-- Begin --

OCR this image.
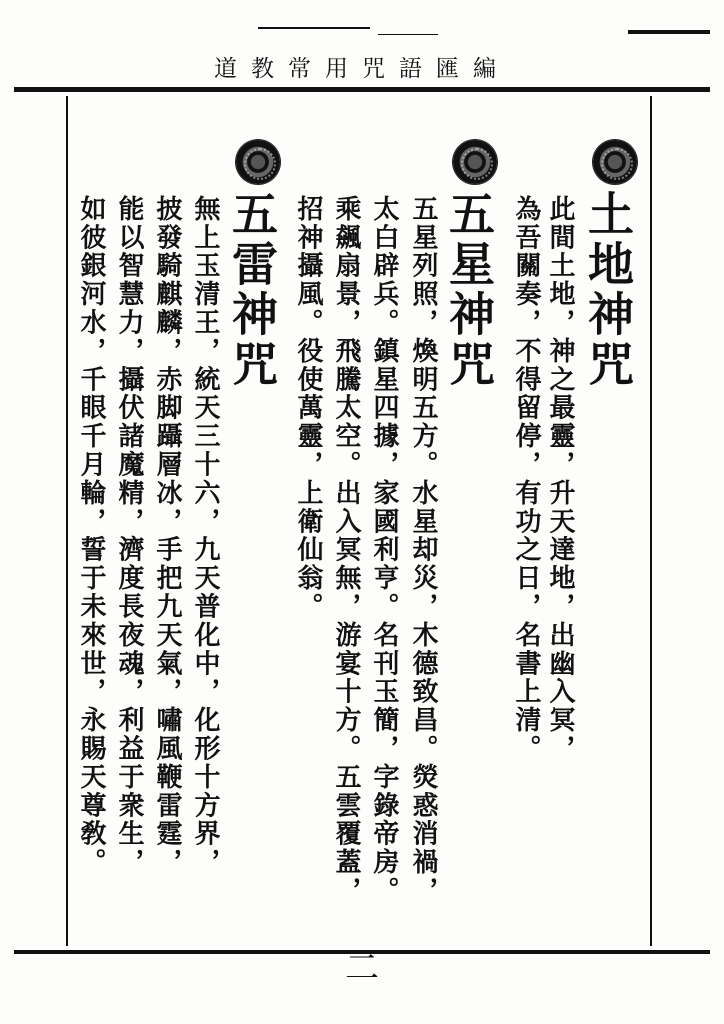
道教常用咒語匯編
土地神咒
此間土地，神之最靈，升天達地，出幽入冥，
為吾關奏，不得留停，有功之日，名書上清。
五星神咒
五星列照，煥明五方。水星却災，木德致昌。熒惑消禍，
太白辟兵。鎮星四據，家國利亨。名刊玉簡，字錄帝房。
乘飆扇景，飛騰太空。出入冥無，游宴十方。五雲覆蓋，
招神攝風。役使萬靈，上衛仙翁。
五雷神咒
無上玉清王，統天三十六，九天普化中，化形十方界，
披發騎麒麟，赤脚躡層冰，手把九天氣，嘯風鞭雷霆，
能以智慧力，攝伏諸魔精，濟度長夜魂，利益于衆生，
如彼銀河水，千眼千月輪，誓于未來世，永賜天尊敎。
二
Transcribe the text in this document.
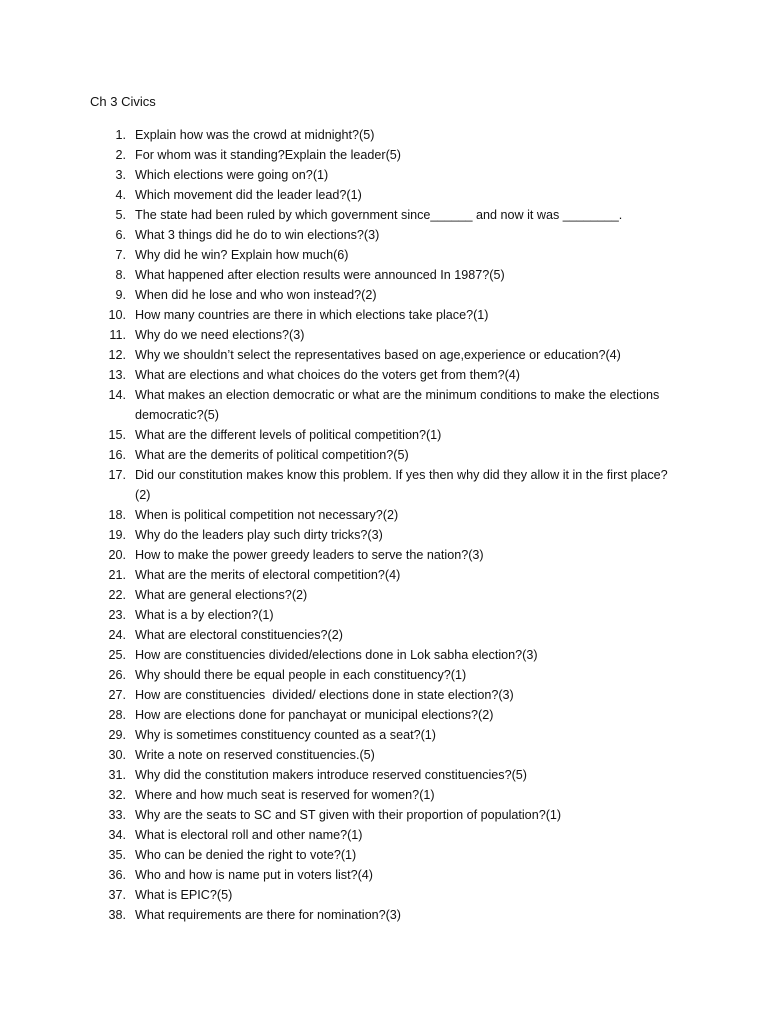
Ch 3 Civics
1. Explain how was the crowd at midnight?(5)
2. For whom was it standing?Explain the leader(5)
3. Which elections were going on?(1)
4. Which movement did the leader lead?(1)
5. The state had been ruled by which government since______ and now it was ________.
6. What 3 things did he do to win elections?(3)
7. Why did he win? Explain how much(6)
8. What happened after election results were announced In 1987?(5)
9. When did he lose and who won instead?(2)
10. How many countries are there in which elections take place?(1)
11. Why do we need elections?(3)
12. Why we shouldn’t select the representatives based on age,experience or education?(4)
13. What are elections and what choices do the voters get from them?(4)
14. What makes an election democratic or what are the minimum conditions to make the elections democratic?(5)
15. What are the different levels of political competition?(1)
16. What are the demerits of political competition?(5)
17. Did our constitution makes know this problem. If yes then why did they allow it in the first place?(2)
18. When is political competition not necessary?(2)
19. Why do the leaders play such dirty tricks?(3)
20. How to make the power greedy leaders to serve the nation?(3)
21. What are the merits of electoral competition?(4)
22. What are general elections?(2)
23. What is a by election?(1)
24. What are electoral constituencies?(2)
25. How are constituencies divided/elections done in Lok sabha election?(3)
26. Why should there be equal people in each constituency?(1)
27. How are constituencies  divided/ elections done in state election?(3)
28. How are elections done for panchayat or municipal elections?(2)
29. Why is sometimes constituency counted as a seat?(1)
30. Write a note on reserved constituencies.(5)
31. Why did the constitution makers introduce reserved constituencies?(5)
32. Where and how much seat is reserved for women?(1)
33. Why are the seats to SC and ST given with their proportion of population?(1)
34. What is electoral roll and other name?(1)
35. Who can be denied the right to vote?(1)
36. Who and how is name put in voters list?(4)
37. What is EPIC?(5)
38. What requirements are there for nomination?(3)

-- End --

Work to do
Where a line above contains the word "political", copy that line.

Expected answer
15. What are the different levels of political competition?(1)
16. What are the demerits of political competition?(5)
18. When is political competition not necessary?(2)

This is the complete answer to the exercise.